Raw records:
+-------+

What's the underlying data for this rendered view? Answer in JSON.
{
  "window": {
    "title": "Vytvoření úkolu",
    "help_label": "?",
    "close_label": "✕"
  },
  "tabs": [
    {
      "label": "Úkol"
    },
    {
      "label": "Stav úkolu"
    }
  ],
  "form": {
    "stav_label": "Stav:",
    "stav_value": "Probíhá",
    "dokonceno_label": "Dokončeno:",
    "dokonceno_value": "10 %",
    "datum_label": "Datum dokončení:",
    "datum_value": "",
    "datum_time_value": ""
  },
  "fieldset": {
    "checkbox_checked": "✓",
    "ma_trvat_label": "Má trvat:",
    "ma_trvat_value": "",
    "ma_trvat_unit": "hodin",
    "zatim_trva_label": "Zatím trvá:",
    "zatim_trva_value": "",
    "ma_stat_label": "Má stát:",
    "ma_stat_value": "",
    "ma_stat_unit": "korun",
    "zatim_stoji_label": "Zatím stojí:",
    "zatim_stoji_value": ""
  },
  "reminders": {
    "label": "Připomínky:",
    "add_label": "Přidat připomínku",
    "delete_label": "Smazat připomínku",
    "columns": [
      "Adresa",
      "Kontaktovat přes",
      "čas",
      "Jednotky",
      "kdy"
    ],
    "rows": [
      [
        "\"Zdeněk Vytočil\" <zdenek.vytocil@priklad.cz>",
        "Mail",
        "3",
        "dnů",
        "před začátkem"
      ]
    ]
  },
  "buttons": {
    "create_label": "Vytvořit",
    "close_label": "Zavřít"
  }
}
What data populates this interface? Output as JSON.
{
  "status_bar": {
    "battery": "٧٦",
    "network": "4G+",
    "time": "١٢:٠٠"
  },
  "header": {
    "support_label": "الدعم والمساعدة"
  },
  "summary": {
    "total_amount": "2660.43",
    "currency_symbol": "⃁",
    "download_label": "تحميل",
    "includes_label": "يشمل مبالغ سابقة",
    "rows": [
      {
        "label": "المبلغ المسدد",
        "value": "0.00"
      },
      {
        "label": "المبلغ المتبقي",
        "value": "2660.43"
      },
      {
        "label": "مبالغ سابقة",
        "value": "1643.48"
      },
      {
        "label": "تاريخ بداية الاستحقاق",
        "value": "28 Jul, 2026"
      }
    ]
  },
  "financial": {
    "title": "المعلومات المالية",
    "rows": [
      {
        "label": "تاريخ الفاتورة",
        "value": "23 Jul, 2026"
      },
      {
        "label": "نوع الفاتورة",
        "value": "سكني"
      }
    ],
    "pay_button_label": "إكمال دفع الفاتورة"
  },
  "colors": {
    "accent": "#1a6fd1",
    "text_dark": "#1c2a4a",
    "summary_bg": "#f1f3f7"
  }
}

+-------+

Directions for this task: Copy out each line that contains the word "úkolu".

Solution to this exercise:
    "title": "Vytvoření úkolu",
      "label": "Stav úkolu"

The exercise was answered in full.